Pick out the lines below that contain the string "Number" and copy them all.
┌──
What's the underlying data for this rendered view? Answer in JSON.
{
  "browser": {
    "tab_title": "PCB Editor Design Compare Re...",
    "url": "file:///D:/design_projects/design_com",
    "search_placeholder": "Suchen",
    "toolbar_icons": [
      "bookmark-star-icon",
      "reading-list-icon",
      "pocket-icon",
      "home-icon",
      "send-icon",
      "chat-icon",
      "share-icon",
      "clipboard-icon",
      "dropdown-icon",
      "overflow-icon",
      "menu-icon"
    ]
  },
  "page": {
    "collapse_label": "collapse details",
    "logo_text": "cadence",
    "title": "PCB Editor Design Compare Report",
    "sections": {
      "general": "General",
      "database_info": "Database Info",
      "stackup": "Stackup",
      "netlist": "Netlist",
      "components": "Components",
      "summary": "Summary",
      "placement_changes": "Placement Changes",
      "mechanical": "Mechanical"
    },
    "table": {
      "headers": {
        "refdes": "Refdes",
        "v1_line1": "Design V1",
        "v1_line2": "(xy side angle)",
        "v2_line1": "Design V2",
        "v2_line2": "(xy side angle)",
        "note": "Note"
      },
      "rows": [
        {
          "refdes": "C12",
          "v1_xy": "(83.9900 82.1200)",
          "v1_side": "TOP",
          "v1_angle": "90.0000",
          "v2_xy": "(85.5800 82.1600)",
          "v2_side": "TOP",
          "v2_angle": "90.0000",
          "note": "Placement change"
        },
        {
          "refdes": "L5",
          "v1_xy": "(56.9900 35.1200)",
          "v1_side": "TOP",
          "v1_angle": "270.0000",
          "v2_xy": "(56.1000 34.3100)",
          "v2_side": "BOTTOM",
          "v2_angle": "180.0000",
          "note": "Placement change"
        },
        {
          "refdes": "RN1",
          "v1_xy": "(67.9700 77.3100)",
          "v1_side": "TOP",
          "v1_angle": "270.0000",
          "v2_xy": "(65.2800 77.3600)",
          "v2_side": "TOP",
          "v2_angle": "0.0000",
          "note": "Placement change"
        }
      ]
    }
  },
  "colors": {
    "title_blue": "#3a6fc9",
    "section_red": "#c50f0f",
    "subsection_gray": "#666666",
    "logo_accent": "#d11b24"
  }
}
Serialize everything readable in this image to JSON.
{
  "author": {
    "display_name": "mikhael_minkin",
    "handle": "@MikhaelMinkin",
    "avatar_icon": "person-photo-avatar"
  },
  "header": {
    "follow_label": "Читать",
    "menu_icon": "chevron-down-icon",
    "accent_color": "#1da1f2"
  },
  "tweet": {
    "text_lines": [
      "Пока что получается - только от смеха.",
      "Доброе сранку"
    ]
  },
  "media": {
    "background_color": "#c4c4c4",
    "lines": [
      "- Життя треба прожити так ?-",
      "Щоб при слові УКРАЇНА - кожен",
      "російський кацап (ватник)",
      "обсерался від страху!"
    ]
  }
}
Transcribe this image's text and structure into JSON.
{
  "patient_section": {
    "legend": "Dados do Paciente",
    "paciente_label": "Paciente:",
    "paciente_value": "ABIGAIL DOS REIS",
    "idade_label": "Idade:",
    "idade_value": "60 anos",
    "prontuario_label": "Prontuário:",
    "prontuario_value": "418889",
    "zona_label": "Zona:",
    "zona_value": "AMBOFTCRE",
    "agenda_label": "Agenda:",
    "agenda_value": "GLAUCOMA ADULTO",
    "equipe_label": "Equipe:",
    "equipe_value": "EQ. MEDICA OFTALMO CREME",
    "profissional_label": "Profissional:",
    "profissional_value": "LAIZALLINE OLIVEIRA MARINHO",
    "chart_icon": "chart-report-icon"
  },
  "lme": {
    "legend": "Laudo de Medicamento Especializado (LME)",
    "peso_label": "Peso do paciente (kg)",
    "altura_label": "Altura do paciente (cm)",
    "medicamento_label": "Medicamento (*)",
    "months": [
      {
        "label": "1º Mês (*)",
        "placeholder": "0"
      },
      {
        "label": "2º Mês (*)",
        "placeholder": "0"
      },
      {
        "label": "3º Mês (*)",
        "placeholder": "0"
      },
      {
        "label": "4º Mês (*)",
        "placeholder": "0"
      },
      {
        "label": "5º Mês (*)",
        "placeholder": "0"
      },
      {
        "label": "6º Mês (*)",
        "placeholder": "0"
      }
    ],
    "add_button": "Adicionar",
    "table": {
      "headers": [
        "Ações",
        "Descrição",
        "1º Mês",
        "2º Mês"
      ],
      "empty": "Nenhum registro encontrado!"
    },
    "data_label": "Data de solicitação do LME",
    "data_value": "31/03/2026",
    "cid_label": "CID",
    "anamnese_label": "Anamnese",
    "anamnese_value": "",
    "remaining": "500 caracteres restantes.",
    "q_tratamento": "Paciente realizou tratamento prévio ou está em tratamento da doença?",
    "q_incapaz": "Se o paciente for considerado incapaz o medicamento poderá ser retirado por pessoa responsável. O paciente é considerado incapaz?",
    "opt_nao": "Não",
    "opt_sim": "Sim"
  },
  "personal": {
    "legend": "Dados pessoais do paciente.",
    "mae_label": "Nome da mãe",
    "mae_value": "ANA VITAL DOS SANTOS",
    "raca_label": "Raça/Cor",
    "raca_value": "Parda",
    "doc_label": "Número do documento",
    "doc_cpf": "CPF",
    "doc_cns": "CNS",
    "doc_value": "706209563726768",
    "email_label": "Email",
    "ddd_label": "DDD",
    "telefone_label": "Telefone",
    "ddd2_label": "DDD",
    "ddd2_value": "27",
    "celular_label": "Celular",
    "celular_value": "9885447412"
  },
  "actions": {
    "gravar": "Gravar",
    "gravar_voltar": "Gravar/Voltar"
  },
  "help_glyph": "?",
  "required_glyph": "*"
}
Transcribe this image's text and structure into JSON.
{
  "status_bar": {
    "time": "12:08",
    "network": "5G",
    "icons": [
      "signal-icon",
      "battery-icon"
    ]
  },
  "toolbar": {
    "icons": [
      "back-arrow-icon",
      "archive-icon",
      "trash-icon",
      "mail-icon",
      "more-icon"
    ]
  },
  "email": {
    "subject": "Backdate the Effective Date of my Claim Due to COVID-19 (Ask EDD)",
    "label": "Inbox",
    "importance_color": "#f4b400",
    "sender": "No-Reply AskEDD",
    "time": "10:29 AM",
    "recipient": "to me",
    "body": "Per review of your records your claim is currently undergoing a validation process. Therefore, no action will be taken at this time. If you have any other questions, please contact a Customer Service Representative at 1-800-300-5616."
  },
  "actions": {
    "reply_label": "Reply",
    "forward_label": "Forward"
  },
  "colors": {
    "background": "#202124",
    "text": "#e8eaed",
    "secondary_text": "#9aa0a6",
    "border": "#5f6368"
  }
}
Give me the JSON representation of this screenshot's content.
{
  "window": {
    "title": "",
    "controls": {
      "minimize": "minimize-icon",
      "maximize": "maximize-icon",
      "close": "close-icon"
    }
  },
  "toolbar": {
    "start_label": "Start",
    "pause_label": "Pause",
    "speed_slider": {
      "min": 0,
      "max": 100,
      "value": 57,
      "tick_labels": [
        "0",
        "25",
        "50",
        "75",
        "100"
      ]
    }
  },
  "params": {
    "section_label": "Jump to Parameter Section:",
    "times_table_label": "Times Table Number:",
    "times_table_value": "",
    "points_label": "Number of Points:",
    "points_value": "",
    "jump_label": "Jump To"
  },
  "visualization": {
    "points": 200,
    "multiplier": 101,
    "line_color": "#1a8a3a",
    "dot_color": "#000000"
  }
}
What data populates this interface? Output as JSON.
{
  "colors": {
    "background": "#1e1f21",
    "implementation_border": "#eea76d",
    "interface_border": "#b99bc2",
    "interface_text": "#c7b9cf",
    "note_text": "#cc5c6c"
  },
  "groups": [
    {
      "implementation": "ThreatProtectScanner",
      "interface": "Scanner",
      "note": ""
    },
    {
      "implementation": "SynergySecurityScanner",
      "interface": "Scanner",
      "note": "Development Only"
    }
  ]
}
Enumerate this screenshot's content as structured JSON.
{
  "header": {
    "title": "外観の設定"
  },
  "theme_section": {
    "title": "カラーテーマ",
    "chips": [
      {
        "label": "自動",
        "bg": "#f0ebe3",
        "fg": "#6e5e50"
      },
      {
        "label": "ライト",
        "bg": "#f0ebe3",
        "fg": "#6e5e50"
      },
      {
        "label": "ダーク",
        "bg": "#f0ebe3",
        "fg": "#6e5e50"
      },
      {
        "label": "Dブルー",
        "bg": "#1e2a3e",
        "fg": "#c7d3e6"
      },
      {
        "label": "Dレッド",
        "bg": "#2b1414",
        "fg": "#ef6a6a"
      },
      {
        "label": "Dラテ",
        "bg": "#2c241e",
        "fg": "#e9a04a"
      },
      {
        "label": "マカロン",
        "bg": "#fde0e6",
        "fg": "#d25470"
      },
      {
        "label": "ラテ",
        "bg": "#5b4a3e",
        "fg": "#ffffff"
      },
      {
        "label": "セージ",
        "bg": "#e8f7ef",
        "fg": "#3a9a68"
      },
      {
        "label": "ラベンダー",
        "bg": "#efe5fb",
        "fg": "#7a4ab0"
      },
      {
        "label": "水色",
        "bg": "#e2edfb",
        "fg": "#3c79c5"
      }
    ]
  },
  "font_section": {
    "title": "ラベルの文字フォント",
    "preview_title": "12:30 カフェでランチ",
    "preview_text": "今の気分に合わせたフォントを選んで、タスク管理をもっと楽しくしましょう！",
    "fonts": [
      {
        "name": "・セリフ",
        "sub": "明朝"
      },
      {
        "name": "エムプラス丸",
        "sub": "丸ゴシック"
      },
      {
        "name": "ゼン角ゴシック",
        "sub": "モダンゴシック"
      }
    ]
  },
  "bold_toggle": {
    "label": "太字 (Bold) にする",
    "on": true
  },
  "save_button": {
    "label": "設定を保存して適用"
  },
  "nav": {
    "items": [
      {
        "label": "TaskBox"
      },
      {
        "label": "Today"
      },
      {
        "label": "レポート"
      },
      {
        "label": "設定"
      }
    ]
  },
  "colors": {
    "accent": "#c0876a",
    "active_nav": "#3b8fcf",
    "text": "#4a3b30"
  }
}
└──
SOLUTION TO THE EXERCISE.
    "times_table_label": "Times Table Number:",
    "points_label": "Number of Points:",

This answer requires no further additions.